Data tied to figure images
— START —
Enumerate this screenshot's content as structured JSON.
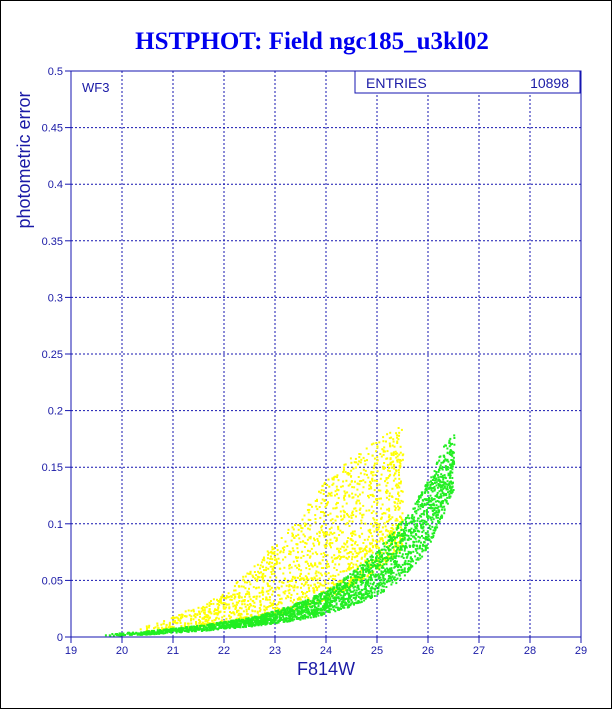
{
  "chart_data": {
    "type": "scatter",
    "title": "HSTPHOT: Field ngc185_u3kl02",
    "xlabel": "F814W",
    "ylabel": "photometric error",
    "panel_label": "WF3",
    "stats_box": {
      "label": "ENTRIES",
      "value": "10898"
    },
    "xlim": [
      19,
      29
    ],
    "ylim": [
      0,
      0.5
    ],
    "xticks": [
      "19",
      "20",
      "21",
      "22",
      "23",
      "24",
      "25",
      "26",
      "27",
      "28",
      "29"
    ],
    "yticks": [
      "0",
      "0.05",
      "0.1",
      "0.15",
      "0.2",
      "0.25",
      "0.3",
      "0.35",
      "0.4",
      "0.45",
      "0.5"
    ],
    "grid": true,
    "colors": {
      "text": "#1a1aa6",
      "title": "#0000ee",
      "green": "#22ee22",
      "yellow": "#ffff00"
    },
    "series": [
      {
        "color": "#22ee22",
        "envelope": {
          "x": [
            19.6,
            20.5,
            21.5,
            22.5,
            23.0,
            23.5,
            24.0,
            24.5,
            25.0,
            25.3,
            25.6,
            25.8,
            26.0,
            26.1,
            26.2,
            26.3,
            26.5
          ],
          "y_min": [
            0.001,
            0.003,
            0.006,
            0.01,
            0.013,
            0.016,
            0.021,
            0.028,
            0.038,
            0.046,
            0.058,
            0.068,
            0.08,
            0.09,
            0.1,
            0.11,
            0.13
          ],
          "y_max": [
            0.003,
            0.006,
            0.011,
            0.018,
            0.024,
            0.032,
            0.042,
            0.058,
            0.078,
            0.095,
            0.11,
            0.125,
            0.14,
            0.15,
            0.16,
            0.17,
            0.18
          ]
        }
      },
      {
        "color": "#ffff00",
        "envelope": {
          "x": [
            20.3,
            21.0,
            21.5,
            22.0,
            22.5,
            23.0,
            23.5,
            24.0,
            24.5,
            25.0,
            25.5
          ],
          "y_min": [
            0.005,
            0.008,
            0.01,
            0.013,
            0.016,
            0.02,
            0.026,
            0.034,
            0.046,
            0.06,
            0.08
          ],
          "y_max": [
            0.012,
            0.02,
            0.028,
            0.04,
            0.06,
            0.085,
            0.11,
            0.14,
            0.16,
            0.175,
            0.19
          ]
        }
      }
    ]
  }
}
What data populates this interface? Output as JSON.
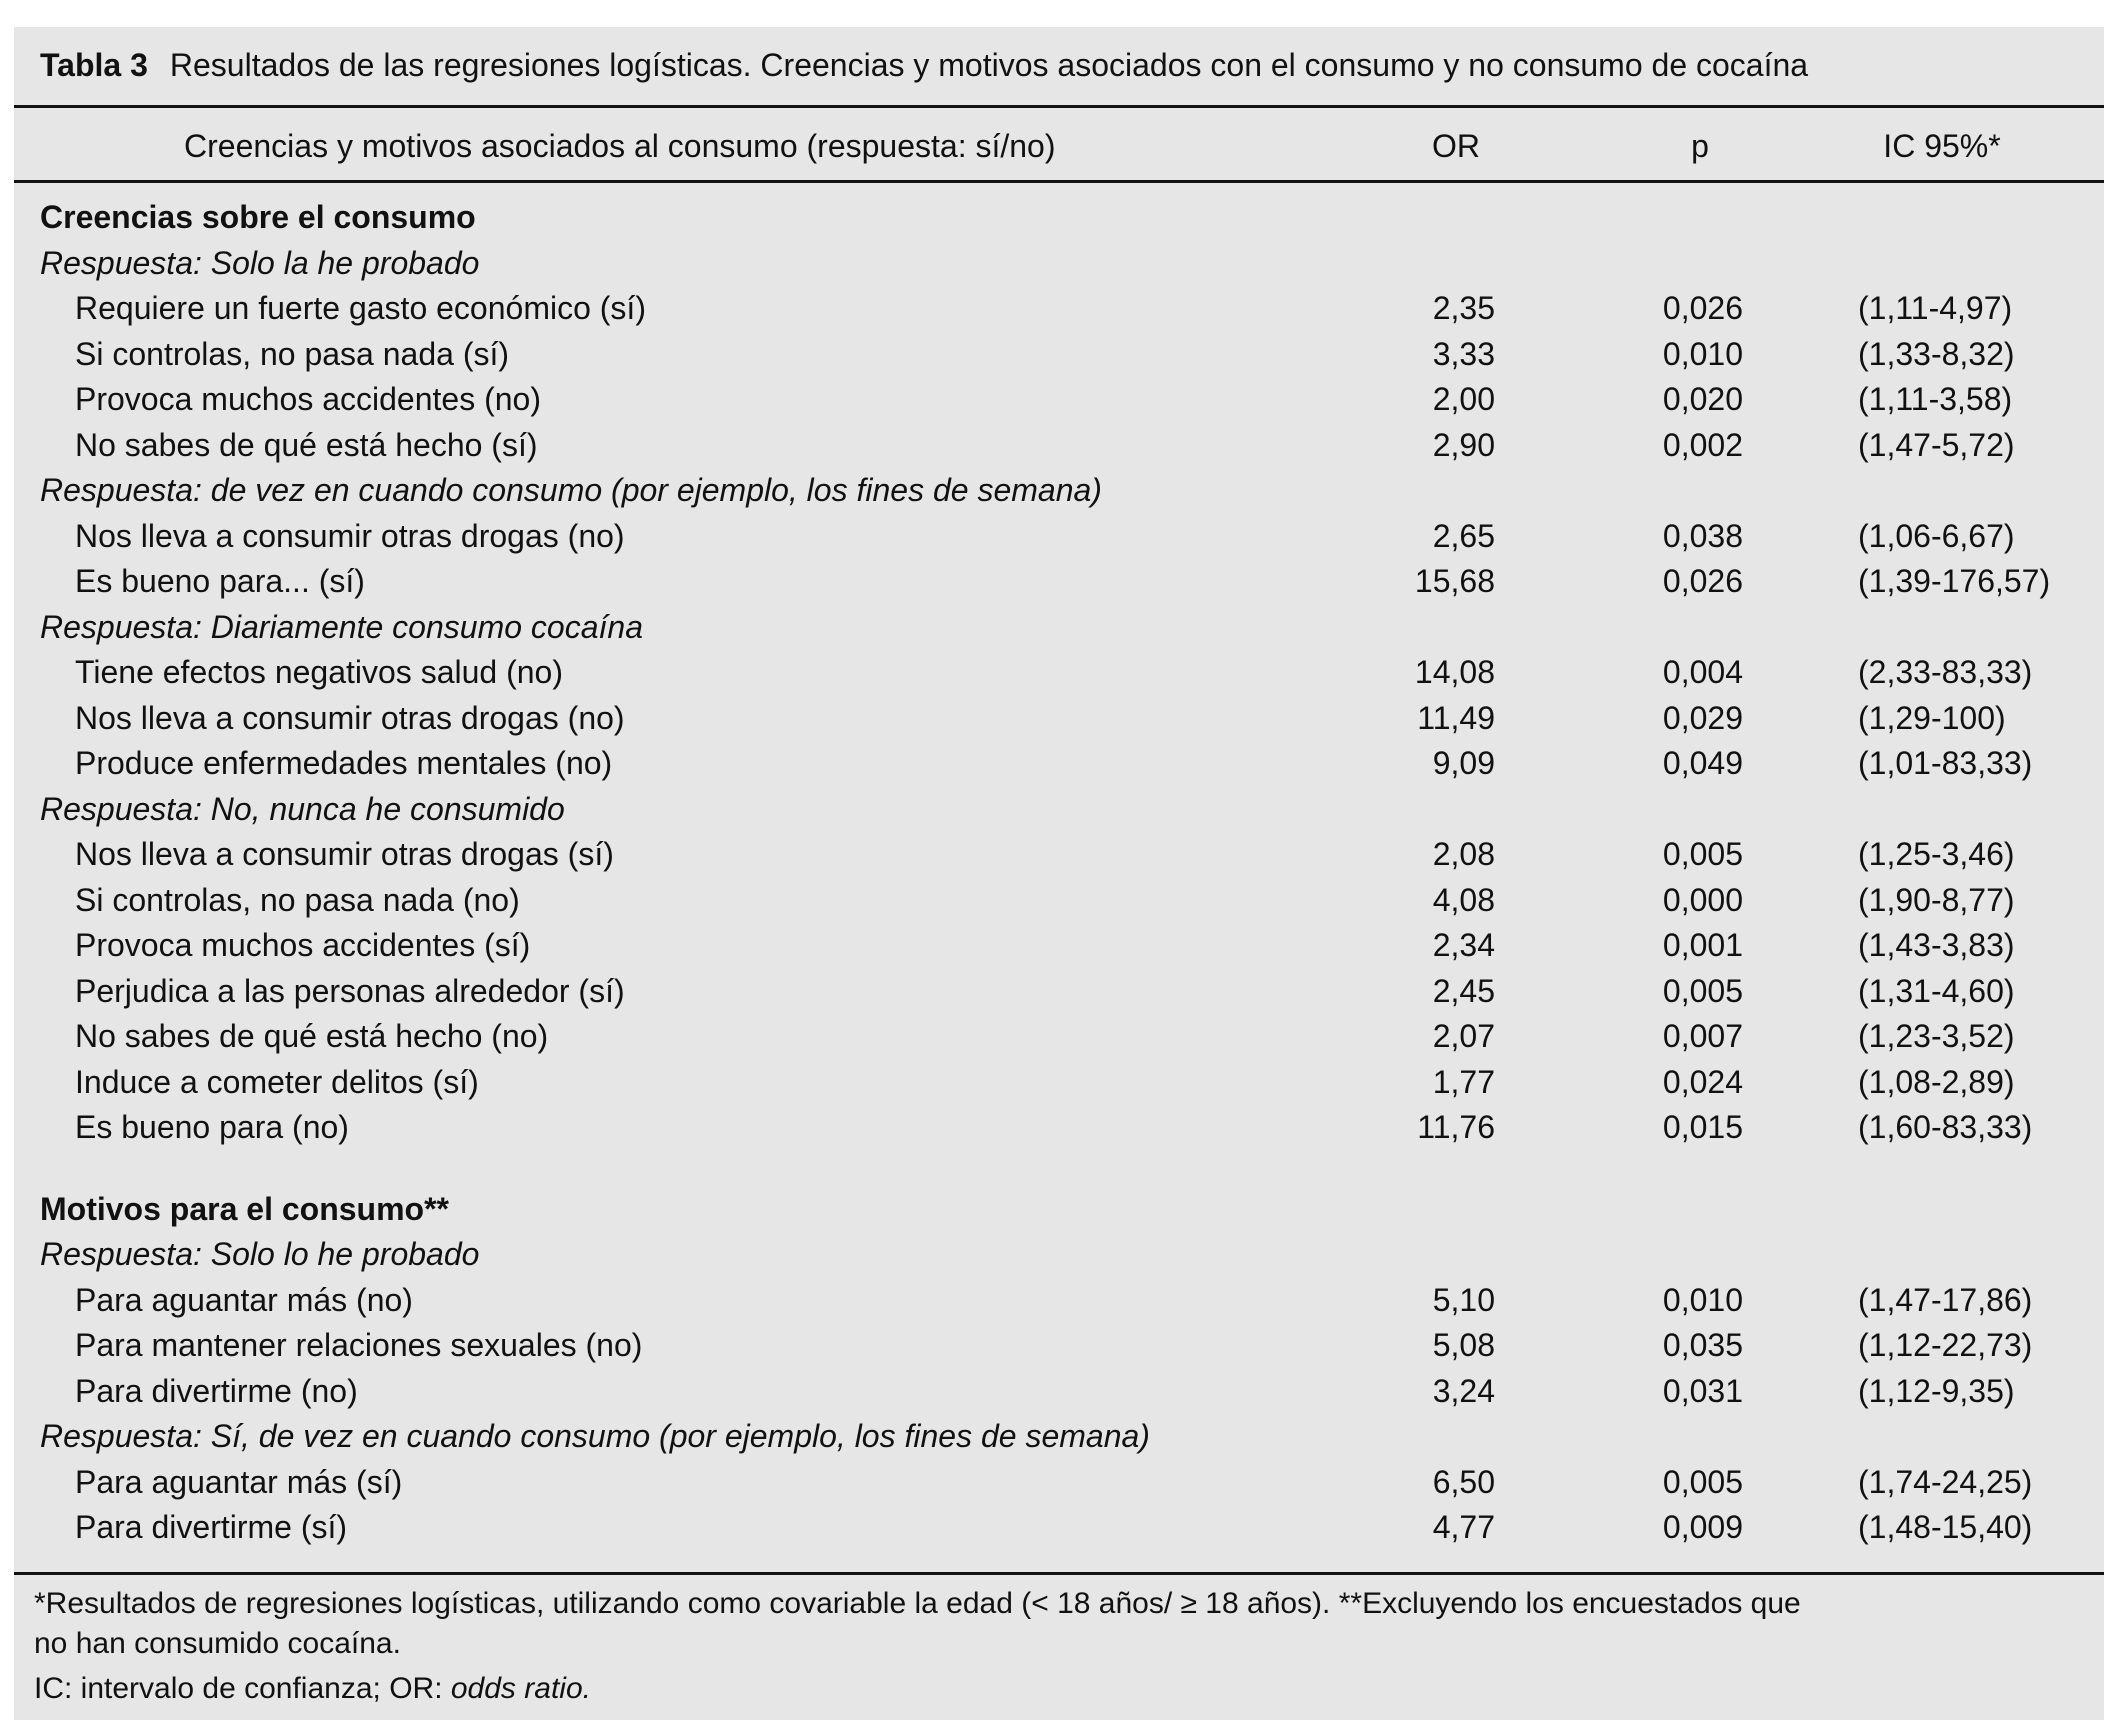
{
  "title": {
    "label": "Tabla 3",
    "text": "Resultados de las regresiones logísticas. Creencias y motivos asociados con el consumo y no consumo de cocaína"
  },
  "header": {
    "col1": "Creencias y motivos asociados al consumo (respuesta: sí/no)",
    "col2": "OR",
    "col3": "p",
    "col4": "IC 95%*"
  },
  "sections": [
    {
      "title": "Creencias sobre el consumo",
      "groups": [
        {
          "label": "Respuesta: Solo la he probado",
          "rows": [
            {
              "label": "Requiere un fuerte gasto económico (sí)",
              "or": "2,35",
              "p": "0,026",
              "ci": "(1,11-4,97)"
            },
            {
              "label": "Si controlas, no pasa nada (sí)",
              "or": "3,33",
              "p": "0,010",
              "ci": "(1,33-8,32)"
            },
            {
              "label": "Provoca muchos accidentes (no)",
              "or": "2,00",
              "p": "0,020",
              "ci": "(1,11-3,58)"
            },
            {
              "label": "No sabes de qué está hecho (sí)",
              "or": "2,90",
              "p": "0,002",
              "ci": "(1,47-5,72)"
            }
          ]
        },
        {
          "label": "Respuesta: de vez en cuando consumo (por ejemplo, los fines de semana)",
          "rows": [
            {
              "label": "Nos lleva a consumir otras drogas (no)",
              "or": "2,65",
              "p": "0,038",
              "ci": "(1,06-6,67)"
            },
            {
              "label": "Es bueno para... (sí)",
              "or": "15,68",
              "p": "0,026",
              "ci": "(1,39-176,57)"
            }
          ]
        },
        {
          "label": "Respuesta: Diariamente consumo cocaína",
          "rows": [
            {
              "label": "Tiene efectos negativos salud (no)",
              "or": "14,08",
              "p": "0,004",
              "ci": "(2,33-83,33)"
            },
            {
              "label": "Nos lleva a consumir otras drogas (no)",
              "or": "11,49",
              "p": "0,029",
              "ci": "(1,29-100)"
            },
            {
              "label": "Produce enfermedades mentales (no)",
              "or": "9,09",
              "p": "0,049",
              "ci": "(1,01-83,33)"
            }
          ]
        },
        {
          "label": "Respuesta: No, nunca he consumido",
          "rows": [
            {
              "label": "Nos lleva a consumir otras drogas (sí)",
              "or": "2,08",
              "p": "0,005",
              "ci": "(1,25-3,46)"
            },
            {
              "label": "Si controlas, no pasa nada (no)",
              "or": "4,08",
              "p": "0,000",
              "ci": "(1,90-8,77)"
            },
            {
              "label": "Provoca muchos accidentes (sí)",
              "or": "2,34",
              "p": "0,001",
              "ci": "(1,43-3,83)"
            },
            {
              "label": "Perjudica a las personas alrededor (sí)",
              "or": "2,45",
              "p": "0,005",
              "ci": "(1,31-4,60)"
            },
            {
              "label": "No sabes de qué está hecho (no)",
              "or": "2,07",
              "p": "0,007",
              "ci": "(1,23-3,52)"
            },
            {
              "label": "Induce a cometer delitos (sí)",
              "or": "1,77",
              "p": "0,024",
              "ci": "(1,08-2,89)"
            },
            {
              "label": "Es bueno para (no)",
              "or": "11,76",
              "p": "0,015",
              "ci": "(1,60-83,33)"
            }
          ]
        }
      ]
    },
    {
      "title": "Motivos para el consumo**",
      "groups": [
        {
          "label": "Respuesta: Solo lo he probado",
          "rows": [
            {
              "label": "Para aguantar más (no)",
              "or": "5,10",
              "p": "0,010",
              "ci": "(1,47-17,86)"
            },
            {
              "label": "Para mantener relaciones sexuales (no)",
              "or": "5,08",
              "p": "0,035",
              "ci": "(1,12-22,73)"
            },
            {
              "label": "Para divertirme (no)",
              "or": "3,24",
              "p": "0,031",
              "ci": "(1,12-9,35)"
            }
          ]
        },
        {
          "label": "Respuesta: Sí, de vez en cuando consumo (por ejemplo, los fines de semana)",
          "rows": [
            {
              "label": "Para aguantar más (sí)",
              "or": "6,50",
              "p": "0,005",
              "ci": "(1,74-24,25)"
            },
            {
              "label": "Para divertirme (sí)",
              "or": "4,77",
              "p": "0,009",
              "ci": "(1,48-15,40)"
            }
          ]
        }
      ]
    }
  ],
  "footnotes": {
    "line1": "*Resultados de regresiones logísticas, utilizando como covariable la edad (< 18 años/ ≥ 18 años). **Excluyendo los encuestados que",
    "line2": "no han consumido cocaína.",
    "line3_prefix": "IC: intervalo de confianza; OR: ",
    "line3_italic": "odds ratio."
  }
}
— END —
◆ **JOB**:
List each line holding the string "aguantar".

◆ **TASK OUTPUT**:
              "label": "Para aguantar más (no)",
              "label": "Para aguantar más (sí)",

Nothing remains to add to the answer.